## Short exercise A
Do these three statements agree with the post on the digital divide? Answer yes or no for each, quoting the deciding words of the post: (i) The friend who called was preparing a presentation on the digital divide. (ii) The more formal definition is taken from bridges.org. (iii) The "information have-nots" are mostly found in developed countries.
══ Text excerpt ══
April 8th, 2002 · No Comments

A friend of mine called asking if I had any articles on the “digital divide”. He was making a presentation on that topic. As I searched through my collection, I found quite a few which I emailed him. But it also set me thinking: what exactly is the digital divide? What can be done to bridge it? Is it ever going to get bridged? What are the success stories from which we can learn?

The “digital divide” is the gap in technology (computing and communications) usage and access. This manifests itself in many different ways: between the big companies and the smaller companies, between the people in developed markets and those in the emerging markets, between the urban and rural populations in the emerging markets.

From bridges.org comes a more formal definition:

Simply put, “the digital divide” means that between countries and between different groups of people within countries, there is a wide division between those who have real access to information and communications technology and are using it effectively, and those who don’t.

Since information and communications technologies (ICTs) are increasingly becoming a foundation of our societies and economies, the digital divide means that the “information have-nots” are denied the option to participate in new ICT jobs, in e-government, in ICTs improved healthcare, and in ICT enhanced education.

More often than not, the “information have-nots” are in developing countries, and in disadvantaged groups within countries. The digital divide is thus a lost opportunity — the opportunity for the information “have-nots” to use ICTs to improve their lives.
═══
## Short exercise B
Can you echo the rows word for word, starting at the line that contains "y-right-tick-label-3: 1.5 <box>1438" and ending at the line that contains "legend-label-500k: 500 K", with both of those lines included?
══ Working data ══
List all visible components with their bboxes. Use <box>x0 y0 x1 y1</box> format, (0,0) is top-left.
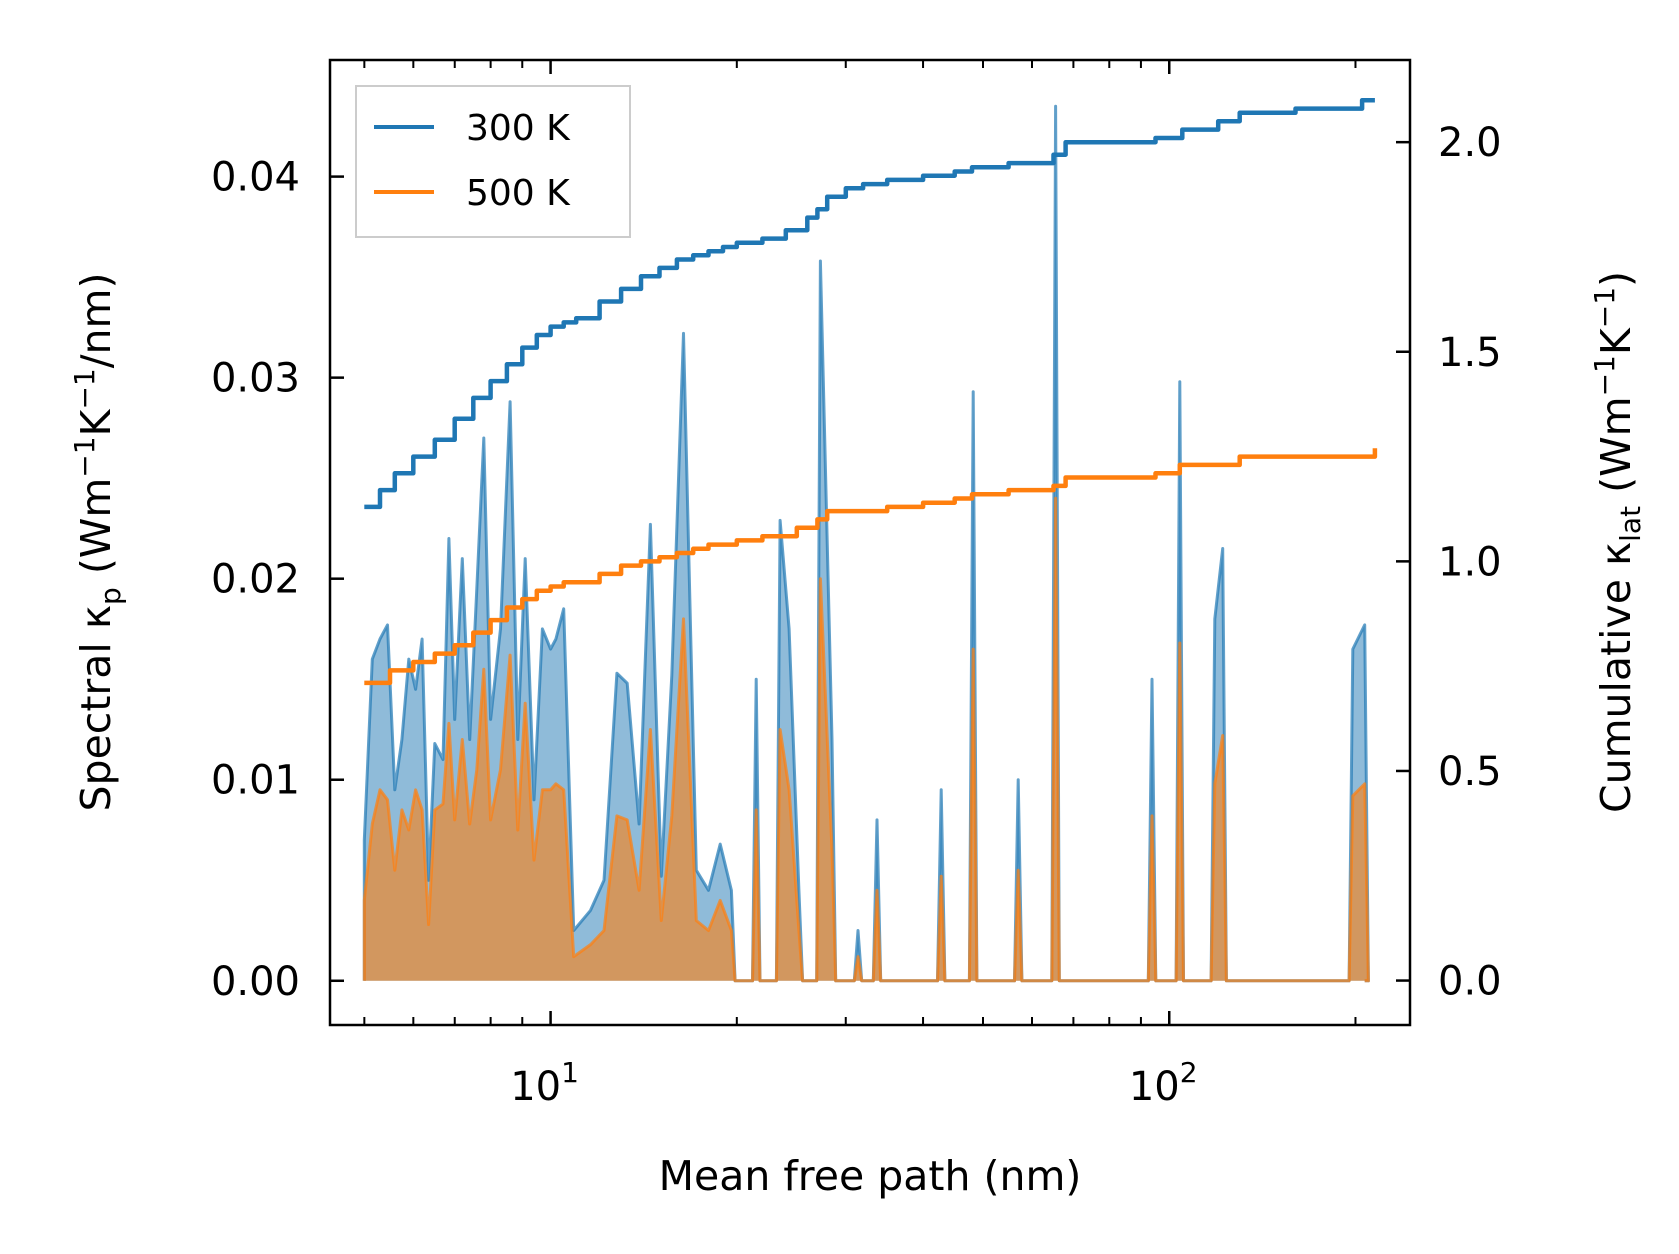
y-right-tick-label-3: 1.5 <box>1438 330 1502 376</box>
legend-frame <box>355 85 631 238</box>
cumulative-layer <box>364 97 1378 686</box>
y-left-tick-label-1: 0.01 <box>211 758 300 804</box>
y-right-tick-label-1: 0.5 <box>1438 749 1502 795</box>
legend-label-500k: 500 K <box>466 173 571 214</box>
spectral-fill-1 <box>364 498 1369 981</box>
plot-frame <box>328 58 1412 1027</box>
ticks-layer <box>330 60 1410 1025</box>
cumulative-line-0 <box>364 97 1375 510</box>
spectral-fill-0 <box>364 106 1369 981</box>
y-axis-label-right: Cumulative κlat (Wm−1K−1) <box>1588 271 1647 813</box>
x-tick-label-1: 102 <box>1129 1056 1198 1110</box>
legend-label-300k: 300 K <box>466 108 571 149</box>
x-axis-label: Mean free path (nm) <box>659 1152 1082 1200</box>
spectral-line-1 <box>362 496 1370 983</box>
cumulative-line-1 <box>364 448 1378 686</box>
y-left-tick-label-4: 0.04 <box>211 155 300 201</box>
y-right-tick-label-0: 0.0 <box>1438 959 1502 1005</box>
y-right-tick-label-2: 1.0 <box>1438 539 1502 585</box>
x-tick-label-0: 101 <box>510 1056 579 1110</box>
y-axis-label-left: Spectral κp (Wm−1K−1/nm) <box>68 273 127 812</box>
tick-labels-layer: 101 102 0.00 0.01 0.02 0.03 0.04 0.0 0.5 1.0 1.5 2.… <box>211 120 1502 1110</box>
y-right-tick-label-4: 2.0 <box>1438 120 1502 166</box>
legend: 300 K 500 K <box>355 85 631 238</box>
spectral-layer <box>362 104 1370 983</box>
y-left-tick-label-3: 0.03 <box>211 356 300 402</box>
y-left-tick-label-2: 0.02 <box>211 557 300 603</box>
y-left-tick-label-0: 0.00 <box>211 959 300 1005</box>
═══
## Correct answer A
(i) Yes: "He was making a presentation on that topic."
(ii) Yes: "From bridges.org comes a more formal definition:"
(iii) No: "More often than not, the “information have-nots” are in developing countries, and in disadvantaged groups within countries."

## Correct answer B
y-right-tick-label-3: 1.5 <box>1438 330 1502 376</box>
legend-frame <box>355 85 631 238</box>
cumulative-layer <box>364 97 1378 686</box>
y-left-tick-label-1: 0.01 <box>211 758 300 804</box>
y-right-tick-label-1: 0.5 <box>1438 749 1502 795</box>
legend-label-500k: 500 K <box>466 173 571 214</box>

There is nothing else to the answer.